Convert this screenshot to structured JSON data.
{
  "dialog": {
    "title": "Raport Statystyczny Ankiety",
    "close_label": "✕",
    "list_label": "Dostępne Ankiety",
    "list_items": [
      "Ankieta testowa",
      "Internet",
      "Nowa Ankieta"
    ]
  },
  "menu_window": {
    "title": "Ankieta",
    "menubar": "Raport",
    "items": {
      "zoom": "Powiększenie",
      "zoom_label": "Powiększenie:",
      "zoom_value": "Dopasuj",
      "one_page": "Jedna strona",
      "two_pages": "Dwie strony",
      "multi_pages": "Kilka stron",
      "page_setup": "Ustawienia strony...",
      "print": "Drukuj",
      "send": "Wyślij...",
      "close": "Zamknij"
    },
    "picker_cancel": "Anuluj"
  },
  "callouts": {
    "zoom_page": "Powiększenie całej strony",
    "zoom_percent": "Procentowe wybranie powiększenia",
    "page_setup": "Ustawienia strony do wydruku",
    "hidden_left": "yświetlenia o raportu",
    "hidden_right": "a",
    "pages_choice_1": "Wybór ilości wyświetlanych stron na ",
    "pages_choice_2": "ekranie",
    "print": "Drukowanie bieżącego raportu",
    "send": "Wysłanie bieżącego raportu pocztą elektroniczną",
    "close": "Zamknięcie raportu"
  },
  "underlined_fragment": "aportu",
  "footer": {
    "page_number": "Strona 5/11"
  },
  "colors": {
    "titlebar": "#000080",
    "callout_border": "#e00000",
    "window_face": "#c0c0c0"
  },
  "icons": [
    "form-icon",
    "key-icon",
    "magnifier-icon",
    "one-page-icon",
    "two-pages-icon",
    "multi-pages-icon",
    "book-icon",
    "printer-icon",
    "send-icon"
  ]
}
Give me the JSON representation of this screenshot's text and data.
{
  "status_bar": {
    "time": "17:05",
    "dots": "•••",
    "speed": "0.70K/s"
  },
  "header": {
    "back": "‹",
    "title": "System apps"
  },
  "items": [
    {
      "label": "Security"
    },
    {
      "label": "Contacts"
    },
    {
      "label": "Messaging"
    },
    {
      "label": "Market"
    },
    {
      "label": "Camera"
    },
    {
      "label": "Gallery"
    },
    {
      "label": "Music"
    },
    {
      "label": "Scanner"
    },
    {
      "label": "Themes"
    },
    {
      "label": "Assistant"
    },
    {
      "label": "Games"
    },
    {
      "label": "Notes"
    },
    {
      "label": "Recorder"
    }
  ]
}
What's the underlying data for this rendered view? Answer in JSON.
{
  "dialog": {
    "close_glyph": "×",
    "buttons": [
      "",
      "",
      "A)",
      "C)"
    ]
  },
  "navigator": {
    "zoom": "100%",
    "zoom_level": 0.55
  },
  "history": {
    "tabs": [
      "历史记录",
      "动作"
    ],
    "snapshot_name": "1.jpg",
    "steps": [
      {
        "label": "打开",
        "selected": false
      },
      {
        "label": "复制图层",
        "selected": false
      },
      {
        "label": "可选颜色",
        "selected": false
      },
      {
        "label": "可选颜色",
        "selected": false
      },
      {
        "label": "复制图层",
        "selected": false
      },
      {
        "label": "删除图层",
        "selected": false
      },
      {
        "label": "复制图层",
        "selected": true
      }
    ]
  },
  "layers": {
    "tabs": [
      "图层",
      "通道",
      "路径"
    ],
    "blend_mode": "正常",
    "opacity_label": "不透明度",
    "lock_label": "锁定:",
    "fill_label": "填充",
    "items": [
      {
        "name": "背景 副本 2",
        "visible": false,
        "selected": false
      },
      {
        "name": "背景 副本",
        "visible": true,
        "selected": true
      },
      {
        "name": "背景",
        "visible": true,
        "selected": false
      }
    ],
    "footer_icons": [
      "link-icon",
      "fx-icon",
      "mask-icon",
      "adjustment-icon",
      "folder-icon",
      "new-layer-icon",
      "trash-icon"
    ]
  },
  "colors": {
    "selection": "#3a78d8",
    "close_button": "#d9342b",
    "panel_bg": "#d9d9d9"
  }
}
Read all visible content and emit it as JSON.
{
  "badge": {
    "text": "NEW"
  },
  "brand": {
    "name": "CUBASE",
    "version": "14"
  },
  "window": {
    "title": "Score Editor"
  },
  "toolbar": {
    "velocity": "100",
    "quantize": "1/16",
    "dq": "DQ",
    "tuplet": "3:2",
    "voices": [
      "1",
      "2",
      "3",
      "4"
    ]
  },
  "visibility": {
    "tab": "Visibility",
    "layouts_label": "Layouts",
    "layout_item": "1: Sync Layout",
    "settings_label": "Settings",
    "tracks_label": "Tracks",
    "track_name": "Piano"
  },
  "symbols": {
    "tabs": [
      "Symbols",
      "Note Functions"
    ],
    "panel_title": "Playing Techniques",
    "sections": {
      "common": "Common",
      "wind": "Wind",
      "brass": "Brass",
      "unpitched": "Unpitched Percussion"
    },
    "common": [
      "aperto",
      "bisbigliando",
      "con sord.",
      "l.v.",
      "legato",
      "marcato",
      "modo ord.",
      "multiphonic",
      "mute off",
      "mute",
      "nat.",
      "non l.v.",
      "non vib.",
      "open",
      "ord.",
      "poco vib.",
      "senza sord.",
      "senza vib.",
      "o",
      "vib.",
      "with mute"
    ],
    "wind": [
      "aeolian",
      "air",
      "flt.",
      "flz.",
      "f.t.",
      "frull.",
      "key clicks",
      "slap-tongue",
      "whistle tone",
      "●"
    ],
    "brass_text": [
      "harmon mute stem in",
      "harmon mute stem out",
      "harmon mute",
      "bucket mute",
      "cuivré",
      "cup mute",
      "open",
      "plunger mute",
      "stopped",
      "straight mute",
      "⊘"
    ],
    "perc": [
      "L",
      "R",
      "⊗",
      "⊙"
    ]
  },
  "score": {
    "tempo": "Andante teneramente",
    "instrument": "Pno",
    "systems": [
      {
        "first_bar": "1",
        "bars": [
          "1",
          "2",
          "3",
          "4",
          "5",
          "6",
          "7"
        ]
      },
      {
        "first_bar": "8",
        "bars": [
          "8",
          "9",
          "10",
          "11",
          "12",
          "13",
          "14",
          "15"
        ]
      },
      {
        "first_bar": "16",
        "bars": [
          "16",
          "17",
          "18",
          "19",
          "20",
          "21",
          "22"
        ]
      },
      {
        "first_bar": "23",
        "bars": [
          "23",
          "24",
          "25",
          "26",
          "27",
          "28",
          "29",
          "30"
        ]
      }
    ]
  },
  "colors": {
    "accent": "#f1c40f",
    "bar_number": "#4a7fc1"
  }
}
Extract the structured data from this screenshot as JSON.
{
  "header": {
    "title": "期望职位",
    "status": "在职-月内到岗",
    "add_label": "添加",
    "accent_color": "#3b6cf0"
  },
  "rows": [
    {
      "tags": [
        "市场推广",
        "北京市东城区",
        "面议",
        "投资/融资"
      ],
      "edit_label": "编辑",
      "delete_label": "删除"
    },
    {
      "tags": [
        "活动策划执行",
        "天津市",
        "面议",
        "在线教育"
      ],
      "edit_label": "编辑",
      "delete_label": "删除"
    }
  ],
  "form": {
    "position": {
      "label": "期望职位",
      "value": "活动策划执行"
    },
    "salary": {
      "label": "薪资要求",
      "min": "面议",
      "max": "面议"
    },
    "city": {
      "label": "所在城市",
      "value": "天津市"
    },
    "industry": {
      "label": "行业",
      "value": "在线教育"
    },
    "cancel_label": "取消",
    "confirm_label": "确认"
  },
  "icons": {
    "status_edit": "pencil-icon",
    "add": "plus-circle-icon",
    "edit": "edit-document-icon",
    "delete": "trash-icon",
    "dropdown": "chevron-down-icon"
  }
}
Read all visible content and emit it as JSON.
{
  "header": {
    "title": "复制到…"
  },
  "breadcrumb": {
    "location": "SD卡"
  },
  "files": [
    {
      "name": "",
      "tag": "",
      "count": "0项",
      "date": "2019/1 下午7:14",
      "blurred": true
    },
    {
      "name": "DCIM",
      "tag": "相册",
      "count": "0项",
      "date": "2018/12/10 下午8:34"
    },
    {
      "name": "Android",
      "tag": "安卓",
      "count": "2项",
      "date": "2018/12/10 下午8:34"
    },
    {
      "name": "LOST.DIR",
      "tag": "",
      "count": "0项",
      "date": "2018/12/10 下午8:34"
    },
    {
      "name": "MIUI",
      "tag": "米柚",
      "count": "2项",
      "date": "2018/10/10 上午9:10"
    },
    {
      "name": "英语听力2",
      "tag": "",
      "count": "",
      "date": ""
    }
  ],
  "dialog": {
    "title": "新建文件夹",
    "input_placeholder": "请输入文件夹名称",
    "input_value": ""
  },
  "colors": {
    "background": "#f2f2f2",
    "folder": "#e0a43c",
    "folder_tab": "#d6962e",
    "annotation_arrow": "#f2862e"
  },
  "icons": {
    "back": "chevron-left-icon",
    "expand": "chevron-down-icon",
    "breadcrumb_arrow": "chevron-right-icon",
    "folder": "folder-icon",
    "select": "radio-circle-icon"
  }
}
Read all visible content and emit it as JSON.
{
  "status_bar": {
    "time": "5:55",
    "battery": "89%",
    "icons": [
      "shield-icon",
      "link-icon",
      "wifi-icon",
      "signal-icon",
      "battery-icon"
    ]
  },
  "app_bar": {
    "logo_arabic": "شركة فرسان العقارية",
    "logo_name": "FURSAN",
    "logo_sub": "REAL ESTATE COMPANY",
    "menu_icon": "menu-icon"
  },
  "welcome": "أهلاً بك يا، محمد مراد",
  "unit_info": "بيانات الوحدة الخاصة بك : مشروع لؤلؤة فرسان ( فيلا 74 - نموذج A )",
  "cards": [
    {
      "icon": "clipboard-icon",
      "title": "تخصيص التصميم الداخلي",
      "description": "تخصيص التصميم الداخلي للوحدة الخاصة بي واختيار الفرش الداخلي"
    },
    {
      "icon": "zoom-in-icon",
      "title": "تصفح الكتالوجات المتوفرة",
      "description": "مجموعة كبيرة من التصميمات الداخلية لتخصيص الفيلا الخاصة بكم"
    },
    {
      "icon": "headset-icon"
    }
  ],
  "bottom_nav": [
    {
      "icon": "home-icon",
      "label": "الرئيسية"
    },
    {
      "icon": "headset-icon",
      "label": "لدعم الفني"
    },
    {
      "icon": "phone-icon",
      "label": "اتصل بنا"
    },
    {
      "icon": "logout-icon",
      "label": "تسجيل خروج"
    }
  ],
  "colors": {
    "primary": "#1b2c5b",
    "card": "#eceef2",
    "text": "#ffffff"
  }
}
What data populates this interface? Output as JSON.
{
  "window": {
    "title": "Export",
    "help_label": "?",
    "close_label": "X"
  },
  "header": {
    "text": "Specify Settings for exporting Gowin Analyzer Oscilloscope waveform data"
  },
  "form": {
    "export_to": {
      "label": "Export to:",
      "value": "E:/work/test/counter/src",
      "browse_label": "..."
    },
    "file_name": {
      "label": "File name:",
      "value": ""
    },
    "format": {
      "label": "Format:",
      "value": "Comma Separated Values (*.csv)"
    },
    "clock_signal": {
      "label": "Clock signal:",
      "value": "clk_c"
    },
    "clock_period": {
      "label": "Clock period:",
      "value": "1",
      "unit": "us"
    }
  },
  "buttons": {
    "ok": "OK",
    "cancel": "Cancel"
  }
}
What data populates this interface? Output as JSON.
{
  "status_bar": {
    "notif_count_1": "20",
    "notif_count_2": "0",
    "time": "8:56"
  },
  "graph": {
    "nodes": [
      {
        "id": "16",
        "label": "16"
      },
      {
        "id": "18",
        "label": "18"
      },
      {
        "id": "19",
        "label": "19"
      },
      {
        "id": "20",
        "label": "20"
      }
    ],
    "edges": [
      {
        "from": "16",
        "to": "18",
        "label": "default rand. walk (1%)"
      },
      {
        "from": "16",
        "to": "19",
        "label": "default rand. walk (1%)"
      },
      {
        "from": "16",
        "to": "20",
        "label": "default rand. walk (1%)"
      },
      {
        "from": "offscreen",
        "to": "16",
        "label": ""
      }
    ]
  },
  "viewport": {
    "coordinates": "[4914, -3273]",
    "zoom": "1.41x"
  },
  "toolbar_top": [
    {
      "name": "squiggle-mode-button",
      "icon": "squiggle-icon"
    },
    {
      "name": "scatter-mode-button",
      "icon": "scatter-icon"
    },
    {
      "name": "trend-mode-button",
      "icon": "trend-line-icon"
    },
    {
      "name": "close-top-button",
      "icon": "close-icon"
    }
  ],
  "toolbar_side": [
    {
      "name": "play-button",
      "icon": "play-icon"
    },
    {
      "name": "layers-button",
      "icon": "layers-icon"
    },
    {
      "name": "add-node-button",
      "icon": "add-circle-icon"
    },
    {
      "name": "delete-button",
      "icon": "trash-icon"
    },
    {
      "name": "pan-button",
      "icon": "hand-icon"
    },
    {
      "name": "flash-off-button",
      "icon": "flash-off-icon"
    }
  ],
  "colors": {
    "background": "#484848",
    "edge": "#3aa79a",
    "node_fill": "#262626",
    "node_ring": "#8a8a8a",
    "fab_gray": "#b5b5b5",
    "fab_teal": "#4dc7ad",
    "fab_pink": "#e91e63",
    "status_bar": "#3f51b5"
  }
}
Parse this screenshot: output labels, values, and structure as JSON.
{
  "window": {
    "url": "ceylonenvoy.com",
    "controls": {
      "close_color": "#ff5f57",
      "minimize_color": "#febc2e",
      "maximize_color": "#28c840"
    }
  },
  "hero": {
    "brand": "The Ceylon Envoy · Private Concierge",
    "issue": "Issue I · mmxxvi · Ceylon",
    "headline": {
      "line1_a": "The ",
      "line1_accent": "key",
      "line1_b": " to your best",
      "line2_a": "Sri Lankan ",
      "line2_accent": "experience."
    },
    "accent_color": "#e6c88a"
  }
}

» Directive: Write out every line of the data that holds the word "chevron".

» Solution to this exercise:
    "dropdown": "chevron-down-icon"
    "back": "chevron-left-icon",
    "expand": "chevron-down-icon",
    "breadcrumb_arrow": "chevron-right-icon",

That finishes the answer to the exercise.